EXERCISE DIRECTIONS:
Set down the whole listing verbatim.

EXTRACTED INFORMATION:

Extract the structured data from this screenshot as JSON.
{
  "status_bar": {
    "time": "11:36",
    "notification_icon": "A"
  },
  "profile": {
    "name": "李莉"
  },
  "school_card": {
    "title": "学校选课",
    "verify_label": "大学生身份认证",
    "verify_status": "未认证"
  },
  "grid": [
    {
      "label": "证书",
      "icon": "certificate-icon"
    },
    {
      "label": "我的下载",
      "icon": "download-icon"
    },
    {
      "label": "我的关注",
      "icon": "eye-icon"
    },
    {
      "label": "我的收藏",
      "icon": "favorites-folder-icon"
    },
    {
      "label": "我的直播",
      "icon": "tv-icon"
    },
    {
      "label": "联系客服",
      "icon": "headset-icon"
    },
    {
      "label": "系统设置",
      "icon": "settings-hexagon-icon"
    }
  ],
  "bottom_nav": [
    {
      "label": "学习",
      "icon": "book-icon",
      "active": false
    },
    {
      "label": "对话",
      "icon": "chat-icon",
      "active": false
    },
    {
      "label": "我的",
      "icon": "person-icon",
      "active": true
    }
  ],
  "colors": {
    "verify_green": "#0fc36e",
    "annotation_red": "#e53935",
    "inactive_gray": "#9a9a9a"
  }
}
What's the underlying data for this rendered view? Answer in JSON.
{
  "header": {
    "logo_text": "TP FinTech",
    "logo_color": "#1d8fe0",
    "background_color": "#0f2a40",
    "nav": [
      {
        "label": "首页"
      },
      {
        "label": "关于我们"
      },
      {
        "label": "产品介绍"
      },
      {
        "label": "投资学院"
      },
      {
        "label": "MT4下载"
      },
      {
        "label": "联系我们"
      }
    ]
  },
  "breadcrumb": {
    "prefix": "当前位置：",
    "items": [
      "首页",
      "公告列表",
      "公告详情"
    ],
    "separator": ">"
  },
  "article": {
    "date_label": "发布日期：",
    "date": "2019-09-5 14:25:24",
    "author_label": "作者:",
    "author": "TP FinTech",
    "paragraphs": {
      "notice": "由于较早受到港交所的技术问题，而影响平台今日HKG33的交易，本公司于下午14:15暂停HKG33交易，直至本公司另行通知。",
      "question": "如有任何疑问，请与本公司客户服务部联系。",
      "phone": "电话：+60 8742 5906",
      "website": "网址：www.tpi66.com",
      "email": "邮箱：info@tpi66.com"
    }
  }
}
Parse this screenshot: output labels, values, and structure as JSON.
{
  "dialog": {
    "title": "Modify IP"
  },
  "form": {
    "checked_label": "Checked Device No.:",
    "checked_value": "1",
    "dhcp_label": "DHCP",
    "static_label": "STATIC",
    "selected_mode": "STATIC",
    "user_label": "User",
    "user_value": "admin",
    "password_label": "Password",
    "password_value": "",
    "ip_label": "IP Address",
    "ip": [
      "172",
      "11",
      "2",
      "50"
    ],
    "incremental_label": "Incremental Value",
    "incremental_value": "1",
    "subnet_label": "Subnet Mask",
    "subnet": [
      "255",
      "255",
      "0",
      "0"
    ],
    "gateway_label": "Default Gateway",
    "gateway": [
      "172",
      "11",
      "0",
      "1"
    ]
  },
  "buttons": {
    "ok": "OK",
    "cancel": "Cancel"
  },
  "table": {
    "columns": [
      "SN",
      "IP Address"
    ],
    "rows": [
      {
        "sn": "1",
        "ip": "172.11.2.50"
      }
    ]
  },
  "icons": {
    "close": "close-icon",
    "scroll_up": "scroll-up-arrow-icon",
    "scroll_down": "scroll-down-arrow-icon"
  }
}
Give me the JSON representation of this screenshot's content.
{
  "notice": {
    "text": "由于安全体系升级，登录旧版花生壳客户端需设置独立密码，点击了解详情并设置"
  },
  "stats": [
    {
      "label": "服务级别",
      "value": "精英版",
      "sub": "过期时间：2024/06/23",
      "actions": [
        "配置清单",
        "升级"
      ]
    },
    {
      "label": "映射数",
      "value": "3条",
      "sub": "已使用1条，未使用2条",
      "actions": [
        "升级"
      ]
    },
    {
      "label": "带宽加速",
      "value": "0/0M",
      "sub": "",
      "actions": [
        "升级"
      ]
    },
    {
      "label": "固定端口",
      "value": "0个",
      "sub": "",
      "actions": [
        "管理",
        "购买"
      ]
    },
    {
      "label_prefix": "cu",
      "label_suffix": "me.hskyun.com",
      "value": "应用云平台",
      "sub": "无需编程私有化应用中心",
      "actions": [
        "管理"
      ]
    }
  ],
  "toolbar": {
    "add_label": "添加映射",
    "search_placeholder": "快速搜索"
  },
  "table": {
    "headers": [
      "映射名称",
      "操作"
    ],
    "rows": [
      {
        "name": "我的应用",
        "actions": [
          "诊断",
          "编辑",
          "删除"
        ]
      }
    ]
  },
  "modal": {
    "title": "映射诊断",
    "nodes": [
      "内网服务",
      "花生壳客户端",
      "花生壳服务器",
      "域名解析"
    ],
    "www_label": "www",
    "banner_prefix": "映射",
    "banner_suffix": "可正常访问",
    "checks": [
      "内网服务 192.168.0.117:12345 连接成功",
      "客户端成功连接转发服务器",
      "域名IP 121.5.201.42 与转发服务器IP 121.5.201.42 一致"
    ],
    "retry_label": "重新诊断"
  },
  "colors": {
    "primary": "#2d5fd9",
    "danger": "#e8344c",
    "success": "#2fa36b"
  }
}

TASK ANSWER:
Extract the structured data from this screenshot as JSON.
{
  "status_bar": {
    "time": "11:36",
    "notification_icon": "A"
  },
  "profile": {
    "name": "李莉"
  },
  "school_card": {
    "title": "学校选课",
    "verify_label": "大学生身份认证",
    "verify_status": "未认证"
  },
  "grid": [
    {
      "label": "证书",
      "icon": "certificate-icon"
    },
    {
      "label": "我的下载",
      "icon": "download-icon"
    },
    {
      "label": "我的关注",
      "icon": "eye-icon"
    },
    {
      "label": "我的收藏",
      "icon": "favorites-folder-icon"
    },
    {
      "label": "我的直播",
      "icon": "tv-icon"
    },
    {
      "label": "联系客服",
      "icon": "headset-icon"
    },
    {
      "label": "系统设置",
      "icon": "settings-hexagon-icon"
    }
  ],
  "bottom_nav": [
    {
      "label": "学习",
      "icon": "book-icon",
      "active": false
    },
    {
      "label": "对话",
      "icon": "chat-icon",
      "active": false
    },
    {
      "label": "我的",
      "icon": "person-icon",
      "active": true
    }
  ],
  "colors": {
    "verify_green": "#0fc36e",
    "annotation_red": "#e53935",
    "inactive_gray": "#9a9a9a"
  }
}
What's the underlying data for this rendered view? Answer in JSON.
{
  "header": {
    "logo_text": "TP FinTech",
    "logo_color": "#1d8fe0",
    "background_color": "#0f2a40",
    "nav": [
      {
        "label": "首页"
      },
      {
        "label": "关于我们"
      },
      {
        "label": "产品介绍"
      },
      {
        "label": "投资学院"
      },
      {
        "label": "MT4下载"
      },
      {
        "label": "联系我们"
      }
    ]
  },
  "breadcrumb": {
    "prefix": "当前位置：",
    "items": [
      "首页",
      "公告列表",
      "公告详情"
    ],
    "separator": ">"
  },
  "article": {
    "date_label": "发布日期：",
    "date": "2019-09-5 14:25:24",
    "author_label": "作者:",
    "author": "TP FinTech",
    "paragraphs": {
      "notice": "由于较早受到港交所的技术问题，而影响平台今日HKG33的交易，本公司于下午14:15暂停HKG33交易，直至本公司另行通知。",
      "question": "如有任何疑问，请与本公司客户服务部联系。",
      "phone": "电话：+60 8742 5906",
      "website": "网址：www.tpi66.com",
      "email": "邮箱：info@tpi66.com"
    }
  }
}
Parse this screenshot: output labels, values, and structure as JSON.
{
  "dialog": {
    "title": "Modify IP"
  },
  "form": {
    "checked_label": "Checked Device No.:",
    "checked_value": "1",
    "dhcp_label": "DHCP",
    "static_label": "STATIC",
    "selected_mode": "STATIC",
    "user_label": "User",
    "user_value": "admin",
    "password_label": "Password",
    "password_value": "",
    "ip_label": "IP Address",
    "ip": [
      "172",
      "11",
      "2",
      "50"
    ],
    "incremental_label": "Incremental Value",
    "incremental_value": "1",
    "subnet_label": "Subnet Mask",
    "subnet": [
      "255",
      "255",
      "0",
      "0"
    ],
    "gateway_label": "Default Gateway",
    "gateway": [
      "172",
      "11",
      "0",
      "1"
    ]
  },
  "buttons": {
    "ok": "OK",
    "cancel": "Cancel"
  },
  "table": {
    "columns": [
      "SN",
      "IP Address"
    ],
    "rows": [
      {
        "sn": "1",
        "ip": "172.11.2.50"
      }
    ]
  },
  "icons": {
    "close": "close-icon",
    "scroll_up": "scroll-up-arrow-icon",
    "scroll_down": "scroll-down-arrow-icon"
  }
}
Give me the JSON representation of this screenshot's content.
{
  "notice": {
    "text": "由于安全体系升级，登录旧版花生壳客户端需设置独立密码，点击了解详情并设置"
  },
  "stats": [
    {
      "label": "服务级别",
      "value": "精英版",
      "sub": "过期时间：2024/06/23",
      "actions": [
        "配置清单",
        "升级"
      ]
    },
    {
      "label": "映射数",
      "value": "3条",
      "sub": "已使用1条，未使用2条",
      "actions": [
        "升级"
      ]
    },
    {
      "label": "带宽加速",
      "value": "0/0M",
      "sub": "",
      "actions": [
        "升级"
      ]
    },
    {
      "label": "固定端口",
      "value": "0个",
      "sub": "",
      "actions": [
        "管理",
        "购买"
      ]
    },
    {
      "label_prefix": "cu",
      "label_suffix": "me.hskyun.com",
      "value": "应用云平台",
      "sub": "无需编程私有化应用中心",
      "actions": [
        "管理"
      ]
    }
  ],
  "toolbar": {
    "add_label": "添加映射",
    "search_placeholder": "快速搜索"
  },
  "table": {
    "headers": [
      "映射名称",
      "操作"
    ],
    "rows": [
      {
        "name": "我的应用",
        "actions": [
          "诊断",
          "编辑",
          "删除"
        ]
      }
    ]
  },
  "modal": {
    "title": "映射诊断",
    "nodes": [
      "内网服务",
      "花生壳客户端",
      "花生壳服务器",
      "域名解析"
    ],
    "www_label": "www",
    "banner_prefix": "映射",
    "banner_suffix": "可正常访问",
    "checks": [
      "内网服务 192.168.0.117:12345 连接成功",
      "客户端成功连接转发服务器",
      "域名IP 121.5.201.42 与转发服务器IP 121.5.201.42 一致"
    ],
    "retry_label": "重新诊断"
  },
  "colors": {
    "primary": "#2d5fd9",
    "danger": "#e8344c",
    "success": "#2fa36b"
  }
}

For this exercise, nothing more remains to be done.